**WHAT YOU ARE ASKED TO DO:** Pick out the lines in the listing below that contain the word "محمد" and copy them.

** start MATERIALS PROVIDED **

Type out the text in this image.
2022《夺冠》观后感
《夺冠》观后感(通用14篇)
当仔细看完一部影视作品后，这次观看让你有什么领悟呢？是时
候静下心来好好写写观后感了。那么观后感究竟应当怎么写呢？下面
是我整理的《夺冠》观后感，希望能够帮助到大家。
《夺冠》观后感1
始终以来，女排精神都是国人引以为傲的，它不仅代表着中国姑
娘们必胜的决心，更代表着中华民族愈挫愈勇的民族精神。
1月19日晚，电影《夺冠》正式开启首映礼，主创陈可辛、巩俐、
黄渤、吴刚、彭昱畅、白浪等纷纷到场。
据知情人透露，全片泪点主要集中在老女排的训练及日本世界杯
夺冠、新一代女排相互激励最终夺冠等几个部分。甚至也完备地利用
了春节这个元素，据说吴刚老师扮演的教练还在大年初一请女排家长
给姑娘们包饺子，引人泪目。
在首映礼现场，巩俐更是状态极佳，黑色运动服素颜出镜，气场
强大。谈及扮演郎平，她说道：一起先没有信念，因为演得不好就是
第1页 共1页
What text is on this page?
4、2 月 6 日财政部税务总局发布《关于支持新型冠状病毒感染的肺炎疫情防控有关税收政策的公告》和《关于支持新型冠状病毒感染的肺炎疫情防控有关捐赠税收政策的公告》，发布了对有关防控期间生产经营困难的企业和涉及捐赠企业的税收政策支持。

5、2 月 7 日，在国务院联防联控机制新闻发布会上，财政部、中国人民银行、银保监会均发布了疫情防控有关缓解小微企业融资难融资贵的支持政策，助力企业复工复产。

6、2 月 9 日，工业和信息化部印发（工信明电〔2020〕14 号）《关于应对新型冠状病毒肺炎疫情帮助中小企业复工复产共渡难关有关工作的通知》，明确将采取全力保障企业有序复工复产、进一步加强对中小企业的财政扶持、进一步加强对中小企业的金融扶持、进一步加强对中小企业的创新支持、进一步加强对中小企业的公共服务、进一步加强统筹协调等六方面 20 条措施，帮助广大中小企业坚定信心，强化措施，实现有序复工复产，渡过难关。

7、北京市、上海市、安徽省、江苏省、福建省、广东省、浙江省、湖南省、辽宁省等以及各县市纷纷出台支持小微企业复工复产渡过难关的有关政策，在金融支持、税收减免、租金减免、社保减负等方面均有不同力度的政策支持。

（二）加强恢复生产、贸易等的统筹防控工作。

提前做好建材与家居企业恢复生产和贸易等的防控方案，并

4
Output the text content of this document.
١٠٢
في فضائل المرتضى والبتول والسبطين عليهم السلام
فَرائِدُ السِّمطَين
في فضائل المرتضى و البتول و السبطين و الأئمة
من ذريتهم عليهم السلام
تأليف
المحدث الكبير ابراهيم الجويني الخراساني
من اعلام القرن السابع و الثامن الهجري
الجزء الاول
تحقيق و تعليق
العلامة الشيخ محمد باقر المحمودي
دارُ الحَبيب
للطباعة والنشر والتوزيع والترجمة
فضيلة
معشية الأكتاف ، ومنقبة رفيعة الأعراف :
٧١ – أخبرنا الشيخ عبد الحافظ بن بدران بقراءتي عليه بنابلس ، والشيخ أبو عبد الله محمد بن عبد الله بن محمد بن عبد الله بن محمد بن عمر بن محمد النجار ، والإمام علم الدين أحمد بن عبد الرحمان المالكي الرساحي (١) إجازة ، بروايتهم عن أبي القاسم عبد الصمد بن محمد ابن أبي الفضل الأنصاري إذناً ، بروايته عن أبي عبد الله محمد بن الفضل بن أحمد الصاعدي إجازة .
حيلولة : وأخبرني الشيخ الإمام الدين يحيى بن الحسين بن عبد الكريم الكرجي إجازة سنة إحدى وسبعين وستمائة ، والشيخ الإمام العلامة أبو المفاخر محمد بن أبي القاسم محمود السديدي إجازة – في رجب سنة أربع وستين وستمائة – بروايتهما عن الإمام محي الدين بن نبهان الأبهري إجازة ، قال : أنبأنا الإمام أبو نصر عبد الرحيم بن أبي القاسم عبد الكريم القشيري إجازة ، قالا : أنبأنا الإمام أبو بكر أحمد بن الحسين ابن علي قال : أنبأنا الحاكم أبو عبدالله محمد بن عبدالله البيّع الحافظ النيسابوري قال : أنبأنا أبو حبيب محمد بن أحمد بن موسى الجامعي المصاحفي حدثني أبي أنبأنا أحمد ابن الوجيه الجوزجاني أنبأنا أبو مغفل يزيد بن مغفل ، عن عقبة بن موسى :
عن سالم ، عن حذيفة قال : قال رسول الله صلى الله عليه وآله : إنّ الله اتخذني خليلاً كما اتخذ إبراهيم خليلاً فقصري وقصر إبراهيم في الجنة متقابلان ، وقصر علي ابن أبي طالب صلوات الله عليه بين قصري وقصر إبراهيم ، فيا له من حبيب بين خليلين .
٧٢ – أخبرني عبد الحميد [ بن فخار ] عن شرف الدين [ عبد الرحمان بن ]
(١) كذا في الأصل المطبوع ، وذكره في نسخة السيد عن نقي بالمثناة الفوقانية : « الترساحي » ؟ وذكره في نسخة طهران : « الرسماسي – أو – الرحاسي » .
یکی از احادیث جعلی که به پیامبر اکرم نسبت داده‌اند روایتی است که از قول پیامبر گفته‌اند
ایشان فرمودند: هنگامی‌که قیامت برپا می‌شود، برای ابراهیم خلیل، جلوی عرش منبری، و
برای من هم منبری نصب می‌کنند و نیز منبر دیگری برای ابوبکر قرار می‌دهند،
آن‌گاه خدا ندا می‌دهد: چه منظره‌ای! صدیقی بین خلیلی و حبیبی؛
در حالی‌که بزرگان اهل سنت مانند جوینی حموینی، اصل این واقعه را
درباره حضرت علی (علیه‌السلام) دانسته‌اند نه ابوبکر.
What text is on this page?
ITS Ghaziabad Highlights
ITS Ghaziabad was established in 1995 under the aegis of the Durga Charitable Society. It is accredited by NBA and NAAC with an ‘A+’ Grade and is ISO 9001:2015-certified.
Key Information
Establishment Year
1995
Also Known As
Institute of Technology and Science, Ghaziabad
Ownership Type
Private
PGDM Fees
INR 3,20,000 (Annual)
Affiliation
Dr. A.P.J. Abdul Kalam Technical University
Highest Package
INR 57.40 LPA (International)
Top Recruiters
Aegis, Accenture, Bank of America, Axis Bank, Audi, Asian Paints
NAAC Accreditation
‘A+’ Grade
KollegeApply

** end MATERIALS PROVIDED **

**RESULT OF THIS EXERCISE:**
العلامة الشيخ محمد باقر المحمودي
٧١ – أخبرنا الشيخ عبد الحافظ بن بدران بقراءتي عليه بنابلس ، والشيخ أبو عبد الله محمد بن عبد الله بن محمد بن عبد الله بن محمد بن عمر بن محمد النجار ، والإمام علم الدين أحمد بن عبد الرحمان المالكي الرساحي (١) إجازة ، بروايتهم عن أبي القاسم عبد الصمد بن محمد ابن أبي الفضل الأنصاري إذناً ، بروايته عن أبي عبد الله محمد بن الفضل بن أحمد الصاعدي إجازة .
حيلولة : وأخبرني الشيخ الإمام الدين يحيى بن الحسين بن عبد الكريم الكرجي إجازة سنة إحدى وسبعين وستمائة ، والشيخ الإمام العلامة أبو المفاخر محمد بن أبي القاسم محمود السديدي إجازة – في رجب سنة أربع وستين وستمائة – بروايتهما عن الإمام محي الدين بن نبهان الأبهري إجازة ، قال : أنبأنا الإمام أبو نصر عبد الرحيم بن أبي القاسم عبد الكريم القشيري إجازة ، قالا : أنبأنا الإمام أبو بكر أحمد بن الحسين ابن علي قال : أنبأنا الحاكم أبو عبدالله محمد بن عبدالله البيّع الحافظ النيسابوري قال : أنبأنا أبو حبيب محمد بن أحمد بن موسى الجامعي المصاحفي حدثني أبي أنبأنا أحمد ابن الوجيه الجوزجاني أنبأنا أبو مغفل يزيد بن مغفل ، عن عقبة بن موسى :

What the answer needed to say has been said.